DIRECTIVE:
Restate the entire listing word for word.

Items from a figure collection:

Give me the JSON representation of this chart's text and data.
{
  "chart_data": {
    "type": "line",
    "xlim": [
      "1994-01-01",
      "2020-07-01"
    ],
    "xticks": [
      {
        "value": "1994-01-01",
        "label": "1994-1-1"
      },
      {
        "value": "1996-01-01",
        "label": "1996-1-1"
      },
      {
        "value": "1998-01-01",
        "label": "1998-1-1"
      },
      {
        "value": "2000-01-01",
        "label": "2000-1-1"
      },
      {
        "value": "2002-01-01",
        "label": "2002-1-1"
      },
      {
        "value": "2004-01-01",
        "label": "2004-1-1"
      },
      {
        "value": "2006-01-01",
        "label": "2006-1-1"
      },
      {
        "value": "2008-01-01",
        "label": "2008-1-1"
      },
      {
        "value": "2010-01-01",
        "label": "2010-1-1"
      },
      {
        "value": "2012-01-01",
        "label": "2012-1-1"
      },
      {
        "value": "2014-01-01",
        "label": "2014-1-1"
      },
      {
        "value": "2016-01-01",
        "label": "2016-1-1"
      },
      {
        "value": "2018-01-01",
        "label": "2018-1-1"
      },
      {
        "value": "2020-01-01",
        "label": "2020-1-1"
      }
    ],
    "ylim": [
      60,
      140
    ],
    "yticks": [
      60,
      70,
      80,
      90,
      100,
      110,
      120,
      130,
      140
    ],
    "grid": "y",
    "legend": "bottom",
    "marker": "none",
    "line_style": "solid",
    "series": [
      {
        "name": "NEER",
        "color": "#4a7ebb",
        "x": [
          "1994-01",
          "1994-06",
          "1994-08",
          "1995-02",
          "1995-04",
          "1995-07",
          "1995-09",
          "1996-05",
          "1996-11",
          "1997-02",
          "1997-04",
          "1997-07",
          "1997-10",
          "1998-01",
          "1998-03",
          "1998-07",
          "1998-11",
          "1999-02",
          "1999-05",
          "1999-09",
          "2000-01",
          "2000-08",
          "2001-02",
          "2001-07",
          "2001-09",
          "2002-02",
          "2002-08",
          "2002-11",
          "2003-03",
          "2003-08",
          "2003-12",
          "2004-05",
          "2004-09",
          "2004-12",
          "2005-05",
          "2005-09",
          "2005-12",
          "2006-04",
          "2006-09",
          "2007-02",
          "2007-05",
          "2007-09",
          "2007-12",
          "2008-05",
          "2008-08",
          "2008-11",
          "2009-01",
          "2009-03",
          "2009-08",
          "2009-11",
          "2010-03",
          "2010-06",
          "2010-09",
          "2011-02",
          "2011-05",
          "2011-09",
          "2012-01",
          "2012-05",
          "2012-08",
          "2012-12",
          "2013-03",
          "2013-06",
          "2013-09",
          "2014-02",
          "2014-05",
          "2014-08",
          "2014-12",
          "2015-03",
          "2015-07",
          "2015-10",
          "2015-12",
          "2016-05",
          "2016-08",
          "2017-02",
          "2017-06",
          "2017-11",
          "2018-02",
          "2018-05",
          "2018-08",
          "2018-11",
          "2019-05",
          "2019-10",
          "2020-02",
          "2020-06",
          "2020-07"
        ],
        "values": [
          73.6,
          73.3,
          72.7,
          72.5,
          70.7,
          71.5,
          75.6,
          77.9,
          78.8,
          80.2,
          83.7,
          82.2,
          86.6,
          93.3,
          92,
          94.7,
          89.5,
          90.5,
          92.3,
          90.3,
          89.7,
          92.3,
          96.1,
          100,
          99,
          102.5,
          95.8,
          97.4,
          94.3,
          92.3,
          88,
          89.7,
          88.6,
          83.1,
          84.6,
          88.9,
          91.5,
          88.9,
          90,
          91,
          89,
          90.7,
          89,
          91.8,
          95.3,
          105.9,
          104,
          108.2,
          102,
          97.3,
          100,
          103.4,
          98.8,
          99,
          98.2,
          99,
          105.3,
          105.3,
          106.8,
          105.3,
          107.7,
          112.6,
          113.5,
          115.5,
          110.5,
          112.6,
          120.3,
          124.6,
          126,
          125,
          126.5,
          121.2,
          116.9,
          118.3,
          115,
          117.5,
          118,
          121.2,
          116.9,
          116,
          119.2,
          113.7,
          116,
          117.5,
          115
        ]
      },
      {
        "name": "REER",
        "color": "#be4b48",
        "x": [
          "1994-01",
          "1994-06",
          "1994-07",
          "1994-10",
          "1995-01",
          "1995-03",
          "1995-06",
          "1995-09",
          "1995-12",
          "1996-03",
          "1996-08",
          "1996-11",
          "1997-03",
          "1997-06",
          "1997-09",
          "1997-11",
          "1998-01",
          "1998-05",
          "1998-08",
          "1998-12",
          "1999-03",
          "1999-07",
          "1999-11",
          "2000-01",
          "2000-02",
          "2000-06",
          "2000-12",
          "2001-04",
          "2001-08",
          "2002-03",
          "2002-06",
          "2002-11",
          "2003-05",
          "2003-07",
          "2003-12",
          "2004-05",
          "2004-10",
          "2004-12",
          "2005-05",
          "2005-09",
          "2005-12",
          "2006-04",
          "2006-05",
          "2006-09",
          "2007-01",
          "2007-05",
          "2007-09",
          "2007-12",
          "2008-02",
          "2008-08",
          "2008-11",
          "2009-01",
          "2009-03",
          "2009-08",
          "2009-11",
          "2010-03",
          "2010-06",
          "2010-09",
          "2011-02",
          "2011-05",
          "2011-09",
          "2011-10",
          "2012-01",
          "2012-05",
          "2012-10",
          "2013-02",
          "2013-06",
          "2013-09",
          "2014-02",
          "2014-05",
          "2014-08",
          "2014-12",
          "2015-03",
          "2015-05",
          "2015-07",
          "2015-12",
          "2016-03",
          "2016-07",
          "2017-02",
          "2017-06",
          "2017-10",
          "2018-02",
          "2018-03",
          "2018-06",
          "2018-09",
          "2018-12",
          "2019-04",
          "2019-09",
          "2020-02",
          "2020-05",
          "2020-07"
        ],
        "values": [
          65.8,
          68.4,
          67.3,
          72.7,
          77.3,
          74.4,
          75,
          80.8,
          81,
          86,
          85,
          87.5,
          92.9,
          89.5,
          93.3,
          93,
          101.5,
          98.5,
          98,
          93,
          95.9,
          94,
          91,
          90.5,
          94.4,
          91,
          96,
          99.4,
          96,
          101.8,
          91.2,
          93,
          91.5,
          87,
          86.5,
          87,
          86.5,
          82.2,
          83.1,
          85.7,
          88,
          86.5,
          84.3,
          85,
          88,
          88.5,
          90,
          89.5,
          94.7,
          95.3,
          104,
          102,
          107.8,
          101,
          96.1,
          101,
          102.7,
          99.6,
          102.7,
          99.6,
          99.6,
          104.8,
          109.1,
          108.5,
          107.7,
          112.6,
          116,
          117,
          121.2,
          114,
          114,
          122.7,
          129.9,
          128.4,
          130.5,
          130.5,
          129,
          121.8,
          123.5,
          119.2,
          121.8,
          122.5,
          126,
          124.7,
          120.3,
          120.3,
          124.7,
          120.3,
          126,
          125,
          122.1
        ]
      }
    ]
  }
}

COMPLETED EXERCISE:
Give me the JSON representation of this chart's text and data.
{
  "chart_data": {
    "type": "line",
    "xlim": [
      "1994-01-01",
      "2020-07-01"
    ],
    "xticks": [
      {
        "value": "1994-01-01",
        "label": "1994-1-1"
      },
      {
        "value": "1996-01-01",
        "label": "1996-1-1"
      },
      {
        "value": "1998-01-01",
        "label": "1998-1-1"
      },
      {
        "value": "2000-01-01",
        "label": "2000-1-1"
      },
      {
        "value": "2002-01-01",
        "label": "2002-1-1"
      },
      {
        "value": "2004-01-01",
        "label": "2004-1-1"
      },
      {
        "value": "2006-01-01",
        "label": "2006-1-1"
      },
      {
        "value": "2008-01-01",
        "label": "2008-1-1"
      },
      {
        "value": "2010-01-01",
        "label": "2010-1-1"
      },
      {
        "value": "2012-01-01",
        "label": "2012-1-1"
      },
      {
        "value": "2014-01-01",
        "label": "2014-1-1"
      },
      {
        "value": "2016-01-01",
        "label": "2016-1-1"
      },
      {
        "value": "2018-01-01",
        "label": "2018-1-1"
      },
      {
        "value": "2020-01-01",
        "label": "2020-1-1"
      }
    ],
    "ylim": [
      60,
      140
    ],
    "yticks": [
      60,
      70,
      80,
      90,
      100,
      110,
      120,
      130,
      140
    ],
    "grid": "y",
    "legend": "bottom",
    "marker": "none",
    "line_style": "solid",
    "series": [
      {
        "name": "NEER",
        "color": "#4a7ebb",
        "x": [
          "1994-01",
          "1994-06",
          "1994-08",
          "1995-02",
          "1995-04",
          "1995-07",
          "1995-09",
          "1996-05",
          "1996-11",
          "1997-02",
          "1997-04",
          "1997-07",
          "1997-10",
          "1998-01",
          "1998-03",
          "1998-07",
          "1998-11",
          "1999-02",
          "1999-05",
          "1999-09",
          "2000-01",
          "2000-08",
          "2001-02",
          "2001-07",
          "2001-09",
          "2002-02",
          "2002-08",
          "2002-11",
          "2003-03",
          "2003-08",
          "2003-12",
          "2004-05",
          "2004-09",
          "2004-12",
          "2005-05",
          "2005-09",
          "2005-12",
          "2006-04",
          "2006-09",
          "2007-02",
          "2007-05",
          "2007-09",
          "2007-12",
          "2008-05",
          "2008-08",
          "2008-11",
          "2009-01",
          "2009-03",
          "2009-08",
          "2009-11",
          "2010-03",
          "2010-06",
          "2010-09",
          "2011-02",
          "2011-05",
          "2011-09",
          "2012-01",
          "2012-05",
          "2012-08",
          "2012-12",
          "2013-03",
          "2013-06",
          "2013-09",
          "2014-02",
          "2014-05",
          "2014-08",
          "2014-12",
          "2015-03",
          "2015-07",
          "2015-10",
          "2015-12",
          "2016-05",
          "2016-08",
          "2017-02",
          "2017-06",
          "2017-11",
          "2018-02",
          "2018-05",
          "2018-08",
          "2018-11",
          "2019-05",
          "2019-10",
          "2020-02",
          "2020-06",
          "2020-07"
        ],
        "values": [
          73.6,
          73.3,
          72.7,
          72.5,
          70.7,
          71.5,
          75.6,
          77.9,
          78.8,
          80.2,
          83.7,
          82.2,
          86.6,
          93.3,
          92,
          94.7,
          89.5,
          90.5,
          92.3,
          90.3,
          89.7,
          92.3,
          96.1,
          100,
          99,
          102.5,
          95.8,
          97.4,
          94.3,
          92.3,
          88,
          89.7,
          88.6,
          83.1,
          84.6,
          88.9,
          91.5,
          88.9,
          90,
          91,
          89,
          90.7,
          89,
          91.8,
          95.3,
          105.9,
          104,
          108.2,
          102,
          97.3,
          100,
          103.4,
          98.8,
          99,
          98.2,
          99,
          105.3,
          105.3,
          106.8,
          105.3,
          107.7,
          112.6,
          113.5,
          115.5,
          110.5,
          112.6,
          120.3,
          124.6,
          126,
          125,
          126.5,
          121.2,
          116.9,
          118.3,
          115,
          117.5,
          118,
          121.2,
          116.9,
          116,
          119.2,
          113.7,
          116,
          117.5,
          115
        ]
      },
      {
        "name": "REER",
        "color": "#be4b48",
        "x": [
          "1994-01",
          "1994-06",
          "1994-07",
          "1994-10",
          "1995-01",
          "1995-03",
          "1995-06",
          "1995-09",
          "1995-12",
          "1996-03",
          "1996-08",
          "1996-11",
          "1997-03",
          "1997-06",
          "1997-09",
          "1997-11",
          "1998-01",
          "1998-05",
          "1998-08",
          "1998-12",
          "1999-03",
          "1999-07",
          "1999-11",
          "2000-01",
          "2000-02",
          "2000-06",
          "2000-12",
          "2001-04",
          "2001-08",
          "2002-03",
          "2002-06",
          "2002-11",
          "2003-05",
          "2003-07",
          "2003-12",
          "2004-05",
          "2004-10",
          "2004-12",
          "2005-05",
          "2005-09",
          "2005-12",
          "2006-04",
          "2006-05",
          "2006-09",
          "2007-01",
          "2007-05",
          "2007-09",
          "2007-12",
          "2008-02",
          "2008-08",
          "2008-11",
          "2009-01",
          "2009-03",
          "2009-08",
          "2009-11",
          "2010-03",
          "2010-06",
          "2010-09",
          "2011-02",
          "2011-05",
          "2011-09",
          "2011-10",
          "2012-01",
          "2012-05",
          "2012-10",
          "2013-02",
          "2013-06",
          "2013-09",
          "2014-02",
          "2014-05",
          "2014-08",
          "2014-12",
          "2015-03",
          "2015-05",
          "2015-07",
          "2015-12",
          "2016-03",
          "2016-07",
          "2017-02",
          "2017-06",
          "2017-10",
          "2018-02",
          "2018-03",
          "2018-06",
          "2018-09",
          "2018-12",
          "2019-04",
          "2019-09",
          "2020-02",
          "2020-05",
          "2020-07"
        ],
        "values": [
          65.8,
          68.4,
          67.3,
          72.7,
          77.3,
          74.4,
          75,
          80.8,
          81,
          86,
          85,
          87.5,
          92.9,
          89.5,
          93.3,
          93,
          101.5,
          98.5,
          98,
          93,
          95.9,
          94,
          91,
          90.5,
          94.4,
          91,
          96,
          99.4,
          96,
          101.8,
          91.2,
          93,
          91.5,
          87,
          86.5,
          87,
          86.5,
          82.2,
          83.1,
          85.7,
          88,
          86.5,
          84.3,
          85,
          88,
          88.5,
          90,
          89.5,
          94.7,
          95.3,
          104,
          102,
          107.8,
          101,
          96.1,
          101,
          102.7,
          99.6,
          102.7,
          99.6,
          99.6,
          104.8,
          109.1,
          108.5,
          107.7,
          112.6,
          116,
          117,
          121.2,
          114,
          114,
          122.7,
          129.9,
          128.4,
          130.5,
          130.5,
          129,
          121.8,
          123.5,
          119.2,
          121.8,
          122.5,
          126,
          124.7,
          120.3,
          120.3,
          124.7,
          120.3,
          126,
          125,
          122.1
        ]
      }
    ]
  }
}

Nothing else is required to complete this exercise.